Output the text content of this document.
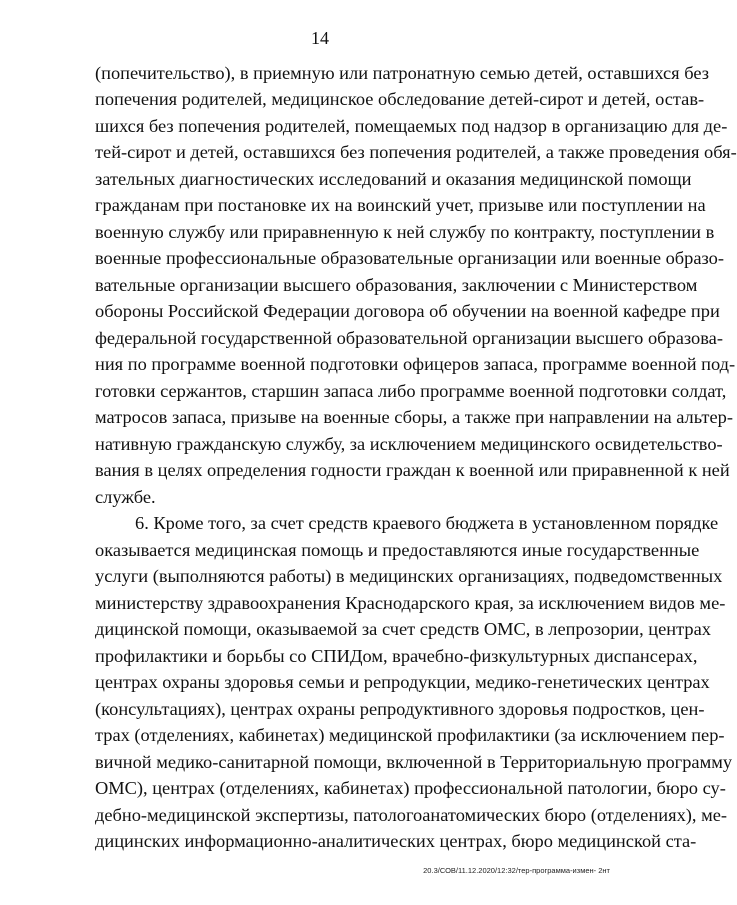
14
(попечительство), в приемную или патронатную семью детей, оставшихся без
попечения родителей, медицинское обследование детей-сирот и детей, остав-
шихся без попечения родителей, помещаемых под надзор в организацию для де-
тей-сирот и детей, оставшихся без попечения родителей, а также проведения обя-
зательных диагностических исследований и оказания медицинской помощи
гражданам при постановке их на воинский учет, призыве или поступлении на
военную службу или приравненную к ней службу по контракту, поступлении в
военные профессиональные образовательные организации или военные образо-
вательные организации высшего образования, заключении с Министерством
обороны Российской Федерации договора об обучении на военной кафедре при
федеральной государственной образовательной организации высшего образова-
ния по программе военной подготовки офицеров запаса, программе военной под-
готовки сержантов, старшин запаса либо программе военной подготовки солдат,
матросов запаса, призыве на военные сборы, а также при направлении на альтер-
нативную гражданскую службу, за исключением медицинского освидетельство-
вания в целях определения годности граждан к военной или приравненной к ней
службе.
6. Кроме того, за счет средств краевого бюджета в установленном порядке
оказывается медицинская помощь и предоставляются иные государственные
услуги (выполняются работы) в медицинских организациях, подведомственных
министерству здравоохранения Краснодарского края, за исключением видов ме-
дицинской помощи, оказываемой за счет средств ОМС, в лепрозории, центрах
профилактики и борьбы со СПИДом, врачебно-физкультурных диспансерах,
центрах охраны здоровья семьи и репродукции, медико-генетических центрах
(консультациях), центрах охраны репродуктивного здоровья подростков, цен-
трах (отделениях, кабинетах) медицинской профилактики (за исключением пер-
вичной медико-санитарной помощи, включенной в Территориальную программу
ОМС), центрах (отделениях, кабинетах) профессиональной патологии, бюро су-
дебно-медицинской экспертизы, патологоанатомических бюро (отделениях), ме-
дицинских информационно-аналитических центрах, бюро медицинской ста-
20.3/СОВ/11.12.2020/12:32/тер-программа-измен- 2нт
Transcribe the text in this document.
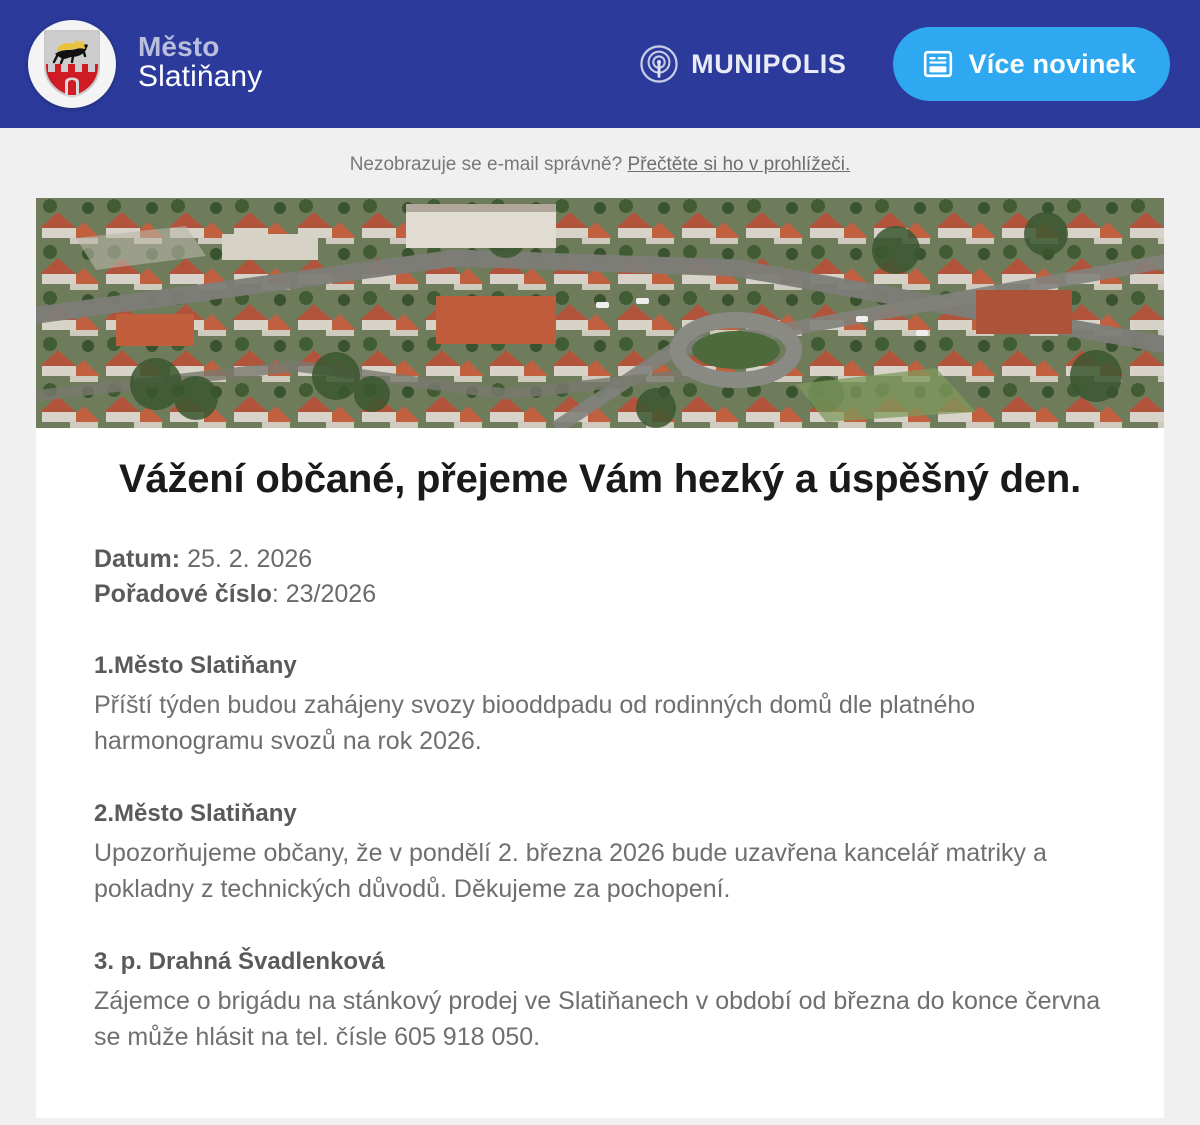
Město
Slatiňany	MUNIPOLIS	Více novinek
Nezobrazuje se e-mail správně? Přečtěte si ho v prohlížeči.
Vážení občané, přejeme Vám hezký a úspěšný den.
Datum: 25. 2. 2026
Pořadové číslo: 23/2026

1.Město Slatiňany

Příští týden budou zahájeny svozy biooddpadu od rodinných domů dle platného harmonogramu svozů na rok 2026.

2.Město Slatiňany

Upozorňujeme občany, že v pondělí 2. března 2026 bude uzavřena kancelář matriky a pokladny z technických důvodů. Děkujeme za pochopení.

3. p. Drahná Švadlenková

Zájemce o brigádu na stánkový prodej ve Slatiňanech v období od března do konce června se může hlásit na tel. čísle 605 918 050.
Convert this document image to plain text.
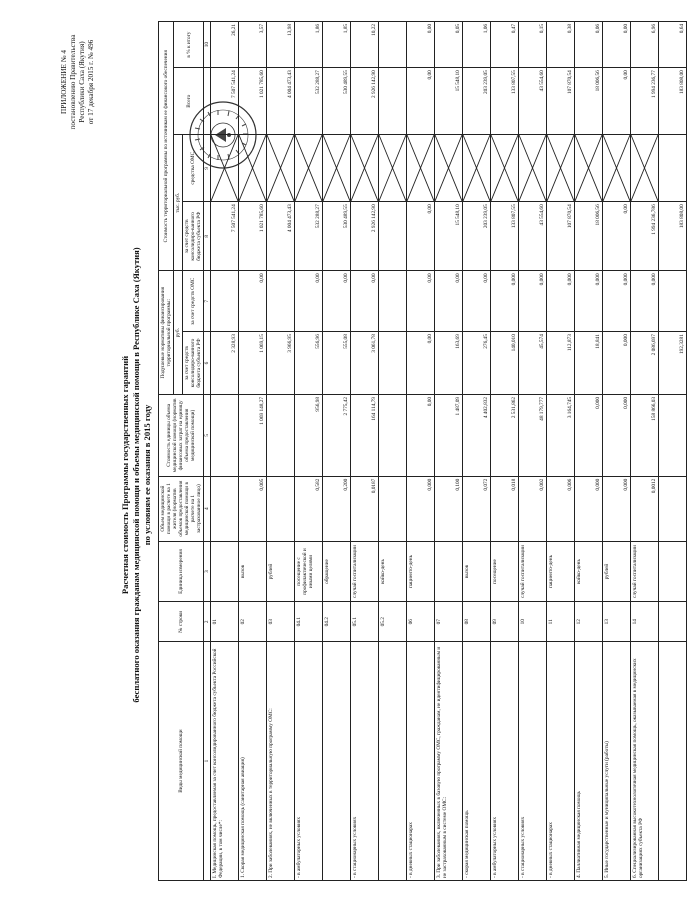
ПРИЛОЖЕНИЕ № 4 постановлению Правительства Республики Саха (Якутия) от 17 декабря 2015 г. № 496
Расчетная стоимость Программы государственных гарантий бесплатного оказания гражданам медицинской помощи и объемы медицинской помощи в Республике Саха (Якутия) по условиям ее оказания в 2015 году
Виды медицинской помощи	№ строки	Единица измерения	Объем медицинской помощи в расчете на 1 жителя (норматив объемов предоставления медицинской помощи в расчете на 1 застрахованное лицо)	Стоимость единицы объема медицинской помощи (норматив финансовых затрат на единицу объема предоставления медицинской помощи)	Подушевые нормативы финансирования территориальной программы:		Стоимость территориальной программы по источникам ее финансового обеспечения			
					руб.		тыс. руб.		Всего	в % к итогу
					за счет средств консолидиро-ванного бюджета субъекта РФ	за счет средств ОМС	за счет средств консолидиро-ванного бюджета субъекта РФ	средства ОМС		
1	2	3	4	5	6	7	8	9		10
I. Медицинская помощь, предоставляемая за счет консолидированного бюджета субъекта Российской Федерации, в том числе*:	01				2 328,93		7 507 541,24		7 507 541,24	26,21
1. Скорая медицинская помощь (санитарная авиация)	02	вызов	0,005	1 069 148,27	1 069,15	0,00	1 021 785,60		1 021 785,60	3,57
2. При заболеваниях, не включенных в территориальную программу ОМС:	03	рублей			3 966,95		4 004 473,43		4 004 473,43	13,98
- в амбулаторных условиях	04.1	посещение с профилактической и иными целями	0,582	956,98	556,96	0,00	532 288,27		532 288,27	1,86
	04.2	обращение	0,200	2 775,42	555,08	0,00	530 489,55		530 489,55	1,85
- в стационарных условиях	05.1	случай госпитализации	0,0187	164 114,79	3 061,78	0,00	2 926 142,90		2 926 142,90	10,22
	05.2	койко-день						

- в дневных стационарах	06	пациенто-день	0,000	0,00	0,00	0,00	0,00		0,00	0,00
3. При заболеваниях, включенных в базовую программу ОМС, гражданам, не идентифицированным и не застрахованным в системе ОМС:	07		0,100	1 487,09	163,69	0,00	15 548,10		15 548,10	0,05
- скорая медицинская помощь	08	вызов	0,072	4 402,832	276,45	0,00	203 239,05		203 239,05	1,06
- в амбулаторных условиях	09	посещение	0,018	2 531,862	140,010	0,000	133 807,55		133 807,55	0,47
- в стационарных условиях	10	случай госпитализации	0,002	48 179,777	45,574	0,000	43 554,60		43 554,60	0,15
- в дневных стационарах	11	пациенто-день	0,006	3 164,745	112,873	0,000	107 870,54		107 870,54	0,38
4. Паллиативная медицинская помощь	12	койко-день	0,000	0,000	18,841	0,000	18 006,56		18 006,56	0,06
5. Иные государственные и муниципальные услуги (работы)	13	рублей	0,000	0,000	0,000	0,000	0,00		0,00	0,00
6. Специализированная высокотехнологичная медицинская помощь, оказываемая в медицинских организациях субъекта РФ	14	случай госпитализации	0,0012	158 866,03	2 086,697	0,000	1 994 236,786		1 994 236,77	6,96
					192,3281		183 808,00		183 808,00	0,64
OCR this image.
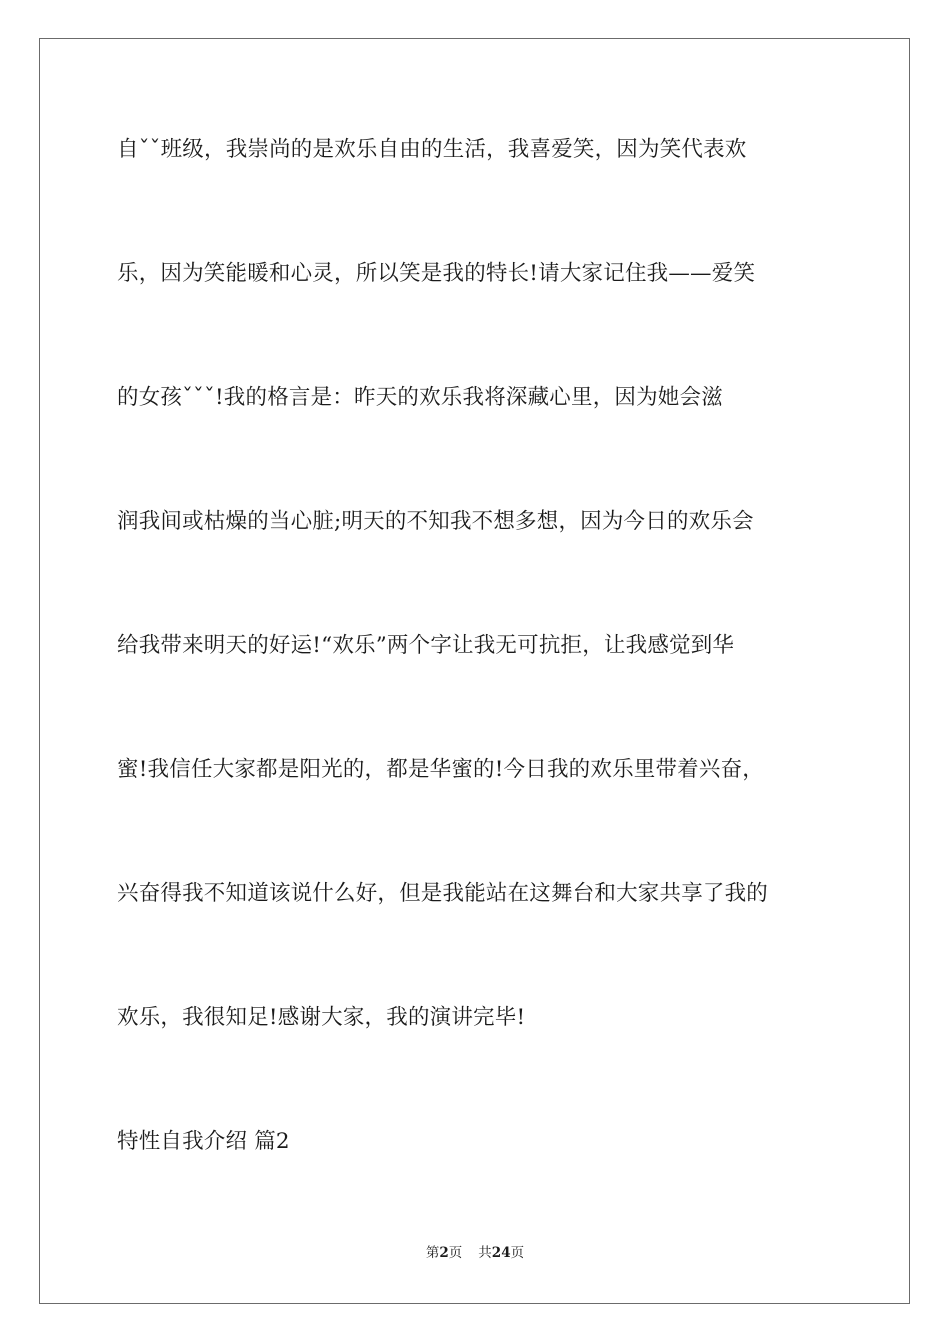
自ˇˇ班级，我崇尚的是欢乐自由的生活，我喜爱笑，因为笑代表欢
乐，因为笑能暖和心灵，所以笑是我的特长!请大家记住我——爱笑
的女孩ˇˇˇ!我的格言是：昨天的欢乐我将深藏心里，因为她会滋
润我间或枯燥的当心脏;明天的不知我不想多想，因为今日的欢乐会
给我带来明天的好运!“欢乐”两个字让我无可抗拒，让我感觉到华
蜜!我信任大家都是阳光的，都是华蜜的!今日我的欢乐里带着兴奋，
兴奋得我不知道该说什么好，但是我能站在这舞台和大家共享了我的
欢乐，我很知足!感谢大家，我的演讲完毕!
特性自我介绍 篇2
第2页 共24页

# # # #

== EXERCISE DETAILS ==
Ignore the images and quote every line of the listing exactly.

== FINISHED EXERCISE ==
Output the text content of this document.
14
(попечительство), в приемную или патронатную семью детей, оставшихся без
попечения родителей, медицинское обследование детей-сирот и детей, остав-
шихся без попечения родителей, помещаемых под надзор в организацию для де-
тей-сирот и детей, оставшихся без попечения родителей, а также проведения обя-
зательных диагностических исследований и оказания медицинской помощи
гражданам при постановке их на воинский учет, призыве или поступлении на
военную службу или приравненную к ней службу по контракту, поступлении в
военные профессиональные образовательные организации или военные образо-
вательные организации высшего образования, заключении с Министерством
обороны Российской Федерации договора об обучении на военной кафедре при
федеральной государственной образовательной организации высшего образова-
ния по программе военной подготовки офицеров запаса, программе военной под-
готовки сержантов, старшин запаса либо программе военной подготовки солдат,
матросов запаса, призыве на военные сборы, а также при направлении на альтер-
нативную гражданскую службу, за исключением медицинского освидетельство-
вания в целях определения годности граждан к военной или приравненной к ней
службе.
6. Кроме того, за счет средств краевого бюджета в установленном порядке
оказывается медицинская помощь и предоставляются иные государственные
услуги (выполняются работы) в медицинских организациях, подведомственных
министерству здравоохранения Краснодарского края, за исключением видов ме-
дицинской помощи, оказываемой за счет средств ОМС, в лепрозории, центрах
профилактики и борьбы со СПИДом, врачебно-физкультурных диспансерах,
центрах охраны здоровья семьи и репродукции, медико-генетических центрах
(консультациях), центрах охраны репродуктивного здоровья подростков, цен-
трах (отделениях, кабинетах) медицинской профилактики (за исключением пер-
вичной медико-санитарной помощи, включенной в Территориальную программу
ОМС), центрах (отделениях, кабинетах) профессиональной патологии, бюро су-
дебно-медицинской экспертизы, патологоанатомических бюро (отделениях), ме-
дицинских информационно-аналитических центрах, бюро медицинской ста-
20.3/СОВ/11.12.2020/12:32/тер-программа-измен- 2нт
Transcribe the text in this document.
Město
Slatiňany	MUNIPOLIS	Více novinek
Nezobrazuje se e-mail správně? Přečtěte si ho v prohlížeči.
Vážení občané, přejeme Vám hezký a úspěšný den.
Datum: 25. 2. 2026
Pořadové číslo: 23/2026

1.Město Slatiňany

Příští týden budou zahájeny svozy biooddpadu od rodinných domů dle platného harmonogramu svozů na rok 2026.

2.Město Slatiňany

Upozorňujeme občany, že v pondělí 2. března 2026 bude uzavřena kancelář matriky a pokladny z technických důvodů. Děkujeme za pochopení.

3. p. Drahná Švadlenková

Zájemce o brigádu na stánkový prodej ve Slatiňanech v období od března do konce června se může hlásit na tel. čísle 605 918 050.
Convert this document image to plain text.
ПРИЛОЖЕНИЕ № 4 постановлению Правительства Республики Саха (Якутия) от 17 декабря 2015 г. № 496
Расчетная стоимость Программы государственных гарантий бесплатного оказания гражданам медицинской помощи и объемы медицинской помощи в Республике Саха (Якутия) по условиям ее оказания в 2015 году
Виды медицинской помощи	№ строки	Единица измерения	Объем медицинской помощи в расчете на 1 жителя (норматив объемов предоставления медицинской помощи в расчете на 1 застрахованное лицо)	Стоимость единицы объема медицинской помощи (норматив финансовых затрат на единицу объема предоставления медицинской помощи)	Подушевые нормативы финансирования территориальной программы:		Стоимость территориальной программы по источникам ее финансового обеспечения			
					руб.		тыс. руб.		Всего	в % к итогу
					за счет средств консолидиро-ванного бюджета субъекта РФ	за счет средств ОМС	за счет средств консолидиро-ванного бюджета субъекта РФ	средства ОМС		
1	2	3	4	5	6	7	8	9		10
I. Медицинская помощь, предоставляемая за счет консолидированного бюджета субъекта Российской Федерации, в том числе*:	01				2 328,93		7 507 541,24		7 507 541,24	26,21
1. Скорая медицинская помощь (санитарная авиация)	02	вызов	0,005	1 069 148,27	1 069,15	0,00	1 021 785,60		1 021 785,60	3,57
2. При заболеваниях, не включенных в территориальную программу ОМС:	03	рублей			3 966,95		4 004 473,43		4 004 473,43	13,98
- в амбулаторных условиях	04.1	посещение с профилактической и иными целями	0,582	956,98	556,96	0,00	532 288,27		532 288,27	1,86
	04.2	обращение	0,200	2 775,42	555,08	0,00	530 489,55		530 489,55	1,85
- в стационарных условиях	05.1	случай госпитализации	0,0187	164 114,79	3 061,78	0,00	2 926 142,90		2 926 142,90	10,22
	05.2	койко-день						

- в дневных стационарах	06	пациенто-день	0,000	0,00	0,00	0,00	0,00		0,00	0,00
3. При заболеваниях, включенных в базовую программу ОМС, гражданам, не идентифицированным и не застрахованным в системе ОМС:	07		0,100	1 487,09	163,69	0,00	15 548,10		15 548,10	0,05
- скорая медицинская помощь	08	вызов	0,072	4 402,832	276,45	0,00	203 239,05		203 239,05	1,06
- в амбулаторных условиях	09	посещение	0,018	2 531,862	140,010	0,000	133 807,55		133 807,55	0,47
- в стационарных условиях	10	случай госпитализации	0,002	48 179,777	45,574	0,000	43 554,60		43 554,60	0,15
- в дневных стационарах	11	пациенто-день	0,006	3 164,745	112,873	0,000	107 870,54		107 870,54	0,38
4. Паллиативная медицинская помощь	12	койко-день	0,000	0,000	18,841	0,000	18 006,56		18 006,56	0,06
5. Иные государственные и муниципальные услуги (работы)	13	рублей	0,000	0,000	0,000	0,000	0,00		0,00	0,00
6. Специализированная высокотехнологичная медицинская помощь, оказываемая в медицинских организациях субъекта РФ	14	случай госпитализации	0,0012	158 866,03	2 086,697	0,000	1 994 236,786		1 994 236,77	6,96
					192,3281		183 808,00		183 808,00	0,64
OCR this image.
自ˇˇ班级，我崇尚的是欢乐自由的生活，我喜爱笑，因为笑代表欢
乐，因为笑能暖和心灵，所以笑是我的特长!请大家记住我——爱笑
的女孩ˇˇˇ!我的格言是：昨天的欢乐我将深藏心里，因为她会滋
润我间或枯燥的当心脏;明天的不知我不想多想，因为今日的欢乐会
给我带来明天的好运!“欢乐”两个字让我无可抗拒，让我感觉到华
蜜!我信任大家都是阳光的，都是华蜜的!今日我的欢乐里带着兴奋，
兴奋得我不知道该说什么好，但是我能站在这舞台和大家共享了我的
欢乐，我很知足!感谢大家，我的演讲完毕!
特性自我介绍 篇2
第2页 共24页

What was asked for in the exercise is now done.